| Task objective |
Please retype the entries from the line with "Give bounding boxes" to the line with "x-tick-label: 100 [659,435,686,450]", both included.

(Dataset entries)
****************

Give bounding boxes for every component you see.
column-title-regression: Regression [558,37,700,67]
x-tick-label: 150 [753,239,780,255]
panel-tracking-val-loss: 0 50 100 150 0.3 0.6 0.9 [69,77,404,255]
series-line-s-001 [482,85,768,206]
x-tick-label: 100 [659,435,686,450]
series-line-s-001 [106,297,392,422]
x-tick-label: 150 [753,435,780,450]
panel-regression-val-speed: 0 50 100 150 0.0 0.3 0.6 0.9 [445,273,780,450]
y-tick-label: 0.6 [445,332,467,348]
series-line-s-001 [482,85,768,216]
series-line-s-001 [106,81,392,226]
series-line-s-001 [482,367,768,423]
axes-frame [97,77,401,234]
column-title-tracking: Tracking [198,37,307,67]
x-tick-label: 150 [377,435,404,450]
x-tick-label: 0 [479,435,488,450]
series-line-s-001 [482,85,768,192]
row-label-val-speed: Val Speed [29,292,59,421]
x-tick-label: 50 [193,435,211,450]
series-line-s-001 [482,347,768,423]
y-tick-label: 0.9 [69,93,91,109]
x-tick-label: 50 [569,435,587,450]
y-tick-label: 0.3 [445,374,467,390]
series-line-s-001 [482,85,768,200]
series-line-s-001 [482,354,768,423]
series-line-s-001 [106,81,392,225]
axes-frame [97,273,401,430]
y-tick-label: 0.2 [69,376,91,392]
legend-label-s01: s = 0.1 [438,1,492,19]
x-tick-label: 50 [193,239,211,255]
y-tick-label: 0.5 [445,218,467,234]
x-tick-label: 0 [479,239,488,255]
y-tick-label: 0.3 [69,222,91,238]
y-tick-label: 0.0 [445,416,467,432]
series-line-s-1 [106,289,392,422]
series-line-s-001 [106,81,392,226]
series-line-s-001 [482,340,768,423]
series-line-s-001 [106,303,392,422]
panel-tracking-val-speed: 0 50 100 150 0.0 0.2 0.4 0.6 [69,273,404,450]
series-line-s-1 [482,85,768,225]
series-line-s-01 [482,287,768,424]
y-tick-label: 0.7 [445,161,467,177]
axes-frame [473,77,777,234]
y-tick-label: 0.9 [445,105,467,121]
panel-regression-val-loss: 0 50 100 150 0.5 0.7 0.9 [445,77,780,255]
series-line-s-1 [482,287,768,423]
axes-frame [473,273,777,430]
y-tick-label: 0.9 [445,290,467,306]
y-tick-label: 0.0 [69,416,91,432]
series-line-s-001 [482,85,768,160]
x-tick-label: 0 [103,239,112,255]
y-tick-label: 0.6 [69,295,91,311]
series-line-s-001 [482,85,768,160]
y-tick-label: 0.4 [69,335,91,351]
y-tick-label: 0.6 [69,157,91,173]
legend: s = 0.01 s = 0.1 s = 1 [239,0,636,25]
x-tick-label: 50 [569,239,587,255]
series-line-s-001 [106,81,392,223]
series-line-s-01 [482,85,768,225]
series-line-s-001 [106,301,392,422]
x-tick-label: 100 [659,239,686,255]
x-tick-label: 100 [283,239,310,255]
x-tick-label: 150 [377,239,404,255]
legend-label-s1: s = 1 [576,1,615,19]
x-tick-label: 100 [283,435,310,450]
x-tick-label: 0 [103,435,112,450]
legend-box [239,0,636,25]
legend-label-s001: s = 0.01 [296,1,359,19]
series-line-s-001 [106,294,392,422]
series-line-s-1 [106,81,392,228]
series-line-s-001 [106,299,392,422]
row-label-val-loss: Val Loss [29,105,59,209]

****************

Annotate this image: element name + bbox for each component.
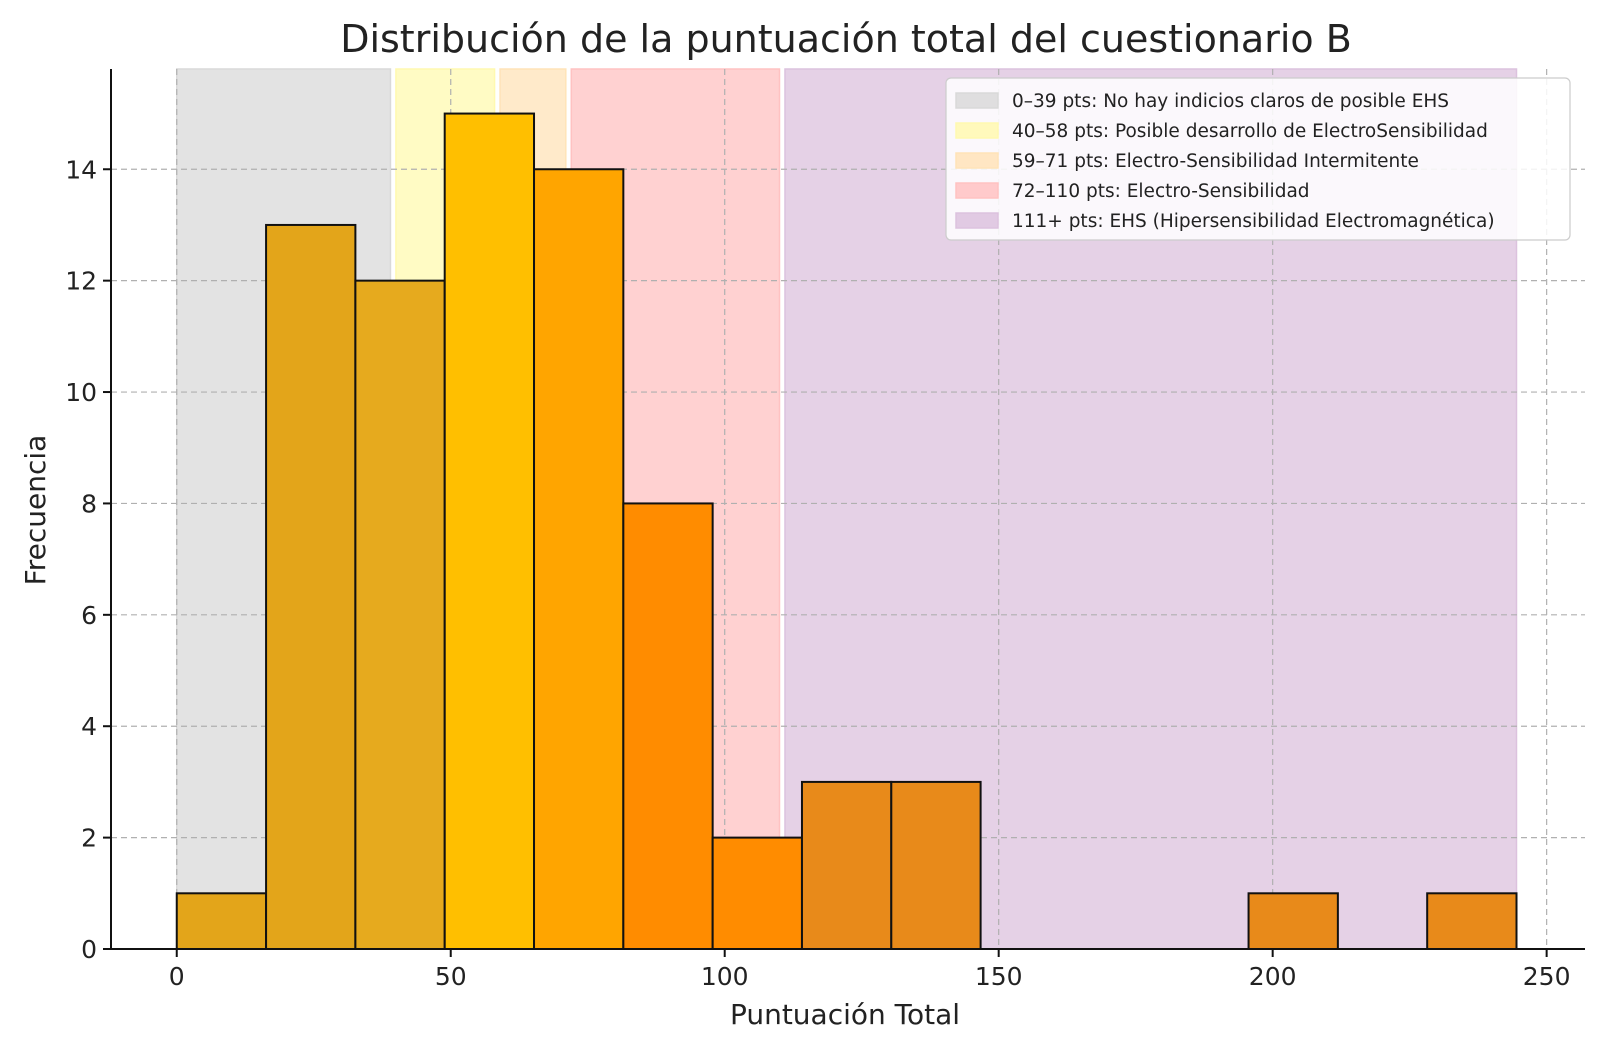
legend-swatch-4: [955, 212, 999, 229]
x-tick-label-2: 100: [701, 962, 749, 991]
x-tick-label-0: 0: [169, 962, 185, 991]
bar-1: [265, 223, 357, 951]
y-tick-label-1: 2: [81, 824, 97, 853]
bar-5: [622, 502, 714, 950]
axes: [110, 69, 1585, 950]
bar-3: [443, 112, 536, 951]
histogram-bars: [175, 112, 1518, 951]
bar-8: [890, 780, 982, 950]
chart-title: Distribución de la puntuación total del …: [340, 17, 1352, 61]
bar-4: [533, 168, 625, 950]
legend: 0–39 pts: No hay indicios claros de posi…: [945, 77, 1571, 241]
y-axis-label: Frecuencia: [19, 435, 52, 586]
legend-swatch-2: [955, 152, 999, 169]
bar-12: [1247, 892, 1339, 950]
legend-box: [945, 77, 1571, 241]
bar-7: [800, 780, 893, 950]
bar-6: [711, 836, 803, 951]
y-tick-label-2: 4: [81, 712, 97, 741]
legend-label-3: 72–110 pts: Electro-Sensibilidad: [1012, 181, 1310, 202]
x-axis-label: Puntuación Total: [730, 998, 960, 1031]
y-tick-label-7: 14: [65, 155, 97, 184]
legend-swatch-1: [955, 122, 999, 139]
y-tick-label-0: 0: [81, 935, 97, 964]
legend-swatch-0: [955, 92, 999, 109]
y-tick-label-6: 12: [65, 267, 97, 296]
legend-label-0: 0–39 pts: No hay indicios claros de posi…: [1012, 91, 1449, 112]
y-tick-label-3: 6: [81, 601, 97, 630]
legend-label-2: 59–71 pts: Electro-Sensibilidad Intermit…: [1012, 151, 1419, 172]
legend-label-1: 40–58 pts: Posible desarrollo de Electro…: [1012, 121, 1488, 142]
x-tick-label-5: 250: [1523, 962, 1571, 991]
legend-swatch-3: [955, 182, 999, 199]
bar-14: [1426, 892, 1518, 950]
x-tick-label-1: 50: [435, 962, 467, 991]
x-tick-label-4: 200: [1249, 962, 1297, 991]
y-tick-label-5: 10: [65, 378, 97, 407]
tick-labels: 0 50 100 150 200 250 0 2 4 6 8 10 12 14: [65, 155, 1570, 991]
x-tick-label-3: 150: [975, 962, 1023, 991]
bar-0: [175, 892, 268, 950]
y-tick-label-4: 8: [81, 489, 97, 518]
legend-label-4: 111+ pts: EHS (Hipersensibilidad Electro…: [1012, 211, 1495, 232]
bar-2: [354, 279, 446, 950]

****************

| Full response |
Give bounding boxes for every component you see.
column-title-regression: Regression [558,37,700,67]
x-tick-label: 150 [753,239,780,255]
panel-tracking-val-loss: 0 50 100 150 0.3 0.6 0.9 [69,77,404,255]
series-line-s-001 [482,85,768,206]
x-tick-label: 100 [659,435,686,450]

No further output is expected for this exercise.